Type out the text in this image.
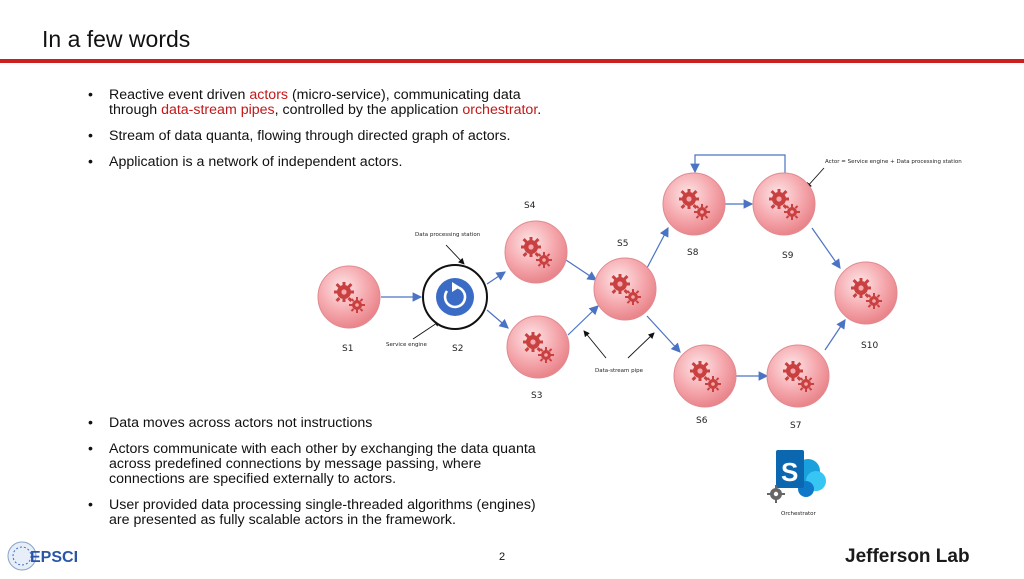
In a few words
• Reactive event driven actors (micro-service), communicating data through data-stream pipes, controlled by the application orchestrator.
• Stream of data quanta, flowing through directed graph of actors.
• Application is a network of independent actors.
• Data moves across actors not instructions
• Actors communicate with each other by exchanging the data quanta across predefined connections by message passing, where connections are specified externally to actors.
• User provided data processing single-threaded algorithms (engines) are presented as fully scalable actors in the framework.
S1	S2
S4
S3
S5
S8	S9
S10
S6	S7
Data processing station
Service engine
Data-stream pipe
Actor = Service engine + Data processing station
Orchestrator
S
2
EPSCI	Jefferson Lab
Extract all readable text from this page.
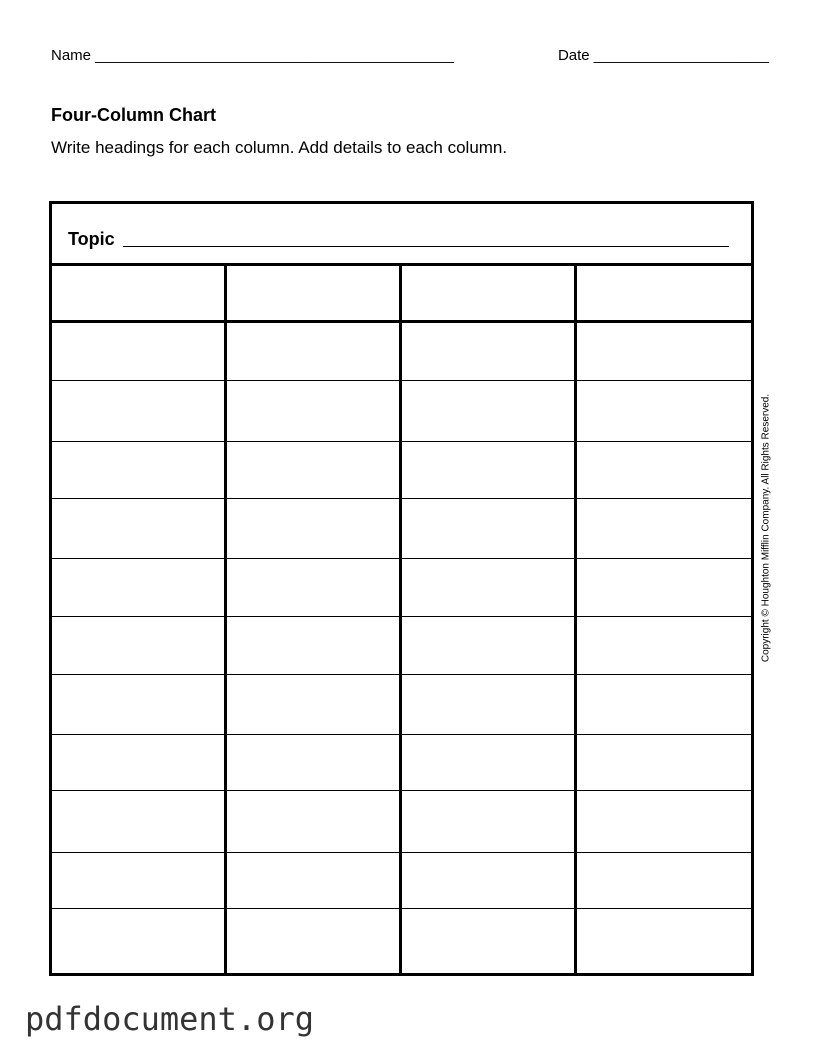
Name ___________________________________________	Date _____________________
Four-Column Chart
Write headings for each column. Add details to each column.
Topic
Copyright © Houghton Mifflin Company. All Rights Reserved.
pdfdocument.org
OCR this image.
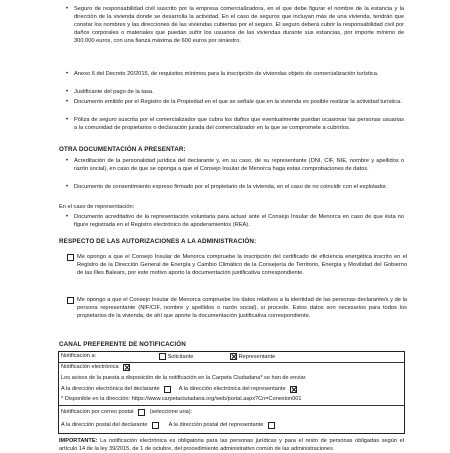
• Seguro de responsabilidad civil suscrito por la empresa comercializadora, en el que debe figurar el nombre de la estancia y la dirección de la vivienda donde se desarrolla la actividad. En el caso de seguros que incluyan más de una vivienda, tendrán que constar los nombres y las direcciones de las viviendas cubiertas por el seguro. El seguro deberá cubrir la responsabilidad civil por daños corporales o materiales que puedan sufrir los usuarios de las viviendas durante sus estancias, por importe mínimo de 300.000 euros, con una fianza máxima de 600 euros por siniestro.
• Anexo 6 del Decreto 20/2015, de requisitos mínimos para la inscripción de viviendas objeto de comercialización turística.
• Justificante del pago de la tasa.
• Documento emitido por el Registro de la Propiedad en el que se señale que en la vivienda es posible realizar la actividad turística.
• Póliza de seguro suscrita por el comercializador que cubra los daños que eventualmente puedan ocasionar las personas usuarias a la comunidad de propietarios o declaración jurada del comercializador en la que se compromete a cubrirlos.
OTRA DOCUMENTACIÓN A PRESENTAR:
• Acreditación de la personalidad jurídica del declarante y, en su caso, de su representante (DNI, CIF, NIE, nombre y apellidos o razón social), en caso de que se oponga a que el Consejo Insular de Menorca haga estas comprobaciones de datos.
• Documento de consentimiento expreso firmado por el propietario de la vivienda, en el caso de no coincidir con el explotador.
En el caso de representación:
• Documento acreditativo de la representación voluntaria para actuar ante el Consejo Insular de Menorca en caso de que ésta no figure registrada en el Registro electrónico de apoderamientos (REA).
RESPECTO DE LAS AUTORIZACIONES A LA ADMINISTRACIÓN:
Me opongo a que el Consejo Insular de Menorca compruebe la inscripción del certificado de eficiencia energética inscrito en el Registro de la Dirección General de Energía y Cambio Climático de la Consejería de Territorio, Energía y Movilidad del Gobierno de las Illes Balears, por este motivo aporto la documentación justificativa correspondiente.
Me opongo a que el Consejo Insular de Menorca compruebe los datos relativos a la identidad de las personas declarante/s y de la persona representante (NIF/CIF, nombre y apellidos o razón social), si procede. Estos datos son necesarios para todos los propietarios de la vivienda, de ahí que aporte la documentación justificativa correspondiente.
CANAL PREFERENTE DE NOTIFICACIÓN
Notificación a:	Solicitante	Representante
Notificación electrónica
Los avisos de la puesta a disposición de la notificación en la Carpeta Ciudadana* se han de enviar.
A la dirección electrónica del declarante	A la dirección electrónica del representante
* Disponible en la dirección: https://www.carpetaciutadana.org/web/portal.aspx?Cn=Conexion001
Notificación por correo postal	(seleccione una):
A la dirección postal del declarante	A la dirección postal del representante
IMPORTANTE: La notificación electrónica es obligatoria para las personas jurídicas y para el resto de personas obligadas según el artículo 14 de la ley 39/2015, de 1 de octubre, del procedimiento administrativo común de las administraciones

| PROBLEM STATEMENT |
Print all of the records shown above exactly, leaving out each picture.

| CORRECT RESULT |
Type out the text in this image.
In a few words
• Reactive event driven actors (micro-service), communicating data through data-stream pipes, controlled by the application orchestrator.
• Stream of data quanta, flowing through directed graph of actors.
• Application is a network of independent actors.
• Data moves across actors not instructions
• Actors communicate with each other by exchanging the data quanta across predefined connections by message passing, where connections are specified externally to actors.
• User provided data processing single-threaded algorithms (engines) are presented as fully scalable actors in the framework.
S1	S2
S4
S3
S5
S8	S9
S10
S6	S7
Data processing station
Service engine
Data-stream pipe
Actor = Service engine + Data processing station
Orchestrator
S
2
EPSCI	Jefferson Lab
Extract all readable text from this page.
Name ___________________________________________	Date _____________________
Four-Column Chart
Write headings for each column. Add details to each column.
Topic
Copyright © Houghton Mifflin Company. All Rights Reserved.
pdfdocument.org
OCR this image.
• Seguro de responsabilidad civil suscrito por la empresa comercializadora, en el que debe figurar el nombre de la estancia y la dirección de la vivienda donde se desarrolla la actividad. En el caso de seguros que incluyan más de una vivienda, tendrán que constar los nombres y las direcciones de las viviendas cubiertas por el seguro. El seguro deberá cubrir la responsabilidad civil por daños corporales o materiales que puedan sufrir los usuarios de las viviendas durante sus estancias, por importe mínimo de 300.000 euros, con una fianza máxima de 600 euros por siniestro.
• Anexo 6 del Decreto 20/2015, de requisitos mínimos para la inscripción de viviendas objeto de comercialización turística.
• Justificante del pago de la tasa.
• Documento emitido por el Registro de la Propiedad en el que se señale que en la vivienda es posible realizar la actividad turística.
• Póliza de seguro suscrita por el comercializador que cubra los daños que eventualmente puedan ocasionar las personas usuarias a la comunidad de propietarios o declaración jurada del comercializador en la que se compromete a cubrirlos.
OTRA DOCUMENTACIÓN A PRESENTAR:
• Acreditación de la personalidad jurídica del declarante y, en su caso, de su representante (DNI, CIF, NIE, nombre y apellidos o razón social), en caso de que se oponga a que el Consejo Insular de Menorca haga estas comprobaciones de datos.
• Documento de consentimiento expreso firmado por el propietario de la vivienda, en el caso de no coincidir con el explotador.
En el caso de representación:
• Documento acreditativo de la representación voluntaria para actuar ante el Consejo Insular de Menorca en caso de que ésta no figure registrada en el Registro electrónico de apoderamientos (REA).
RESPECTO DE LAS AUTORIZACIONES A LA ADMINISTRACIÓN:
Me opongo a que el Consejo Insular de Menorca compruebe la inscripción del certificado de eficiencia energética inscrito en el Registro de la Dirección General de Energía y Cambio Climático de la Consejería de Territorio, Energía y Movilidad del Gobierno de las Illes Balears, por este motivo aporto la documentación justificativa correspondiente.
Me opongo a que el Consejo Insular de Menorca compruebe los datos relativos a la identidad de las personas declarante/s y de la persona representante (NIF/CIF, nombre y apellidos o razón social), si procede. Estos datos son necesarios para todos los propietarios de la vivienda, de ahí que aporte la documentación justificativa correspondiente.
CANAL PREFERENTE DE NOTIFICACIÓN
Notificación a:	Solicitante	Representante
Notificación electrónica
Los avisos de la puesta a disposición de la notificación en la Carpeta Ciudadana* se han de enviar.
A la dirección electrónica del declarante	A la dirección electrónica del representante
* Disponible en la dirección: https://www.carpetaciutadana.org/web/portal.aspx?Cn=Conexion001
Notificación por correo postal	(seleccione una):
A la dirección postal del declarante	A la dirección postal del representante
IMPORTANTE: La notificación electrónica es obligatoria para las personas jurídicas y para el resto de personas obligadas según el artículo 14 de la ley 39/2015, de 1 de octubre, del procedimiento administrativo común de las administraciones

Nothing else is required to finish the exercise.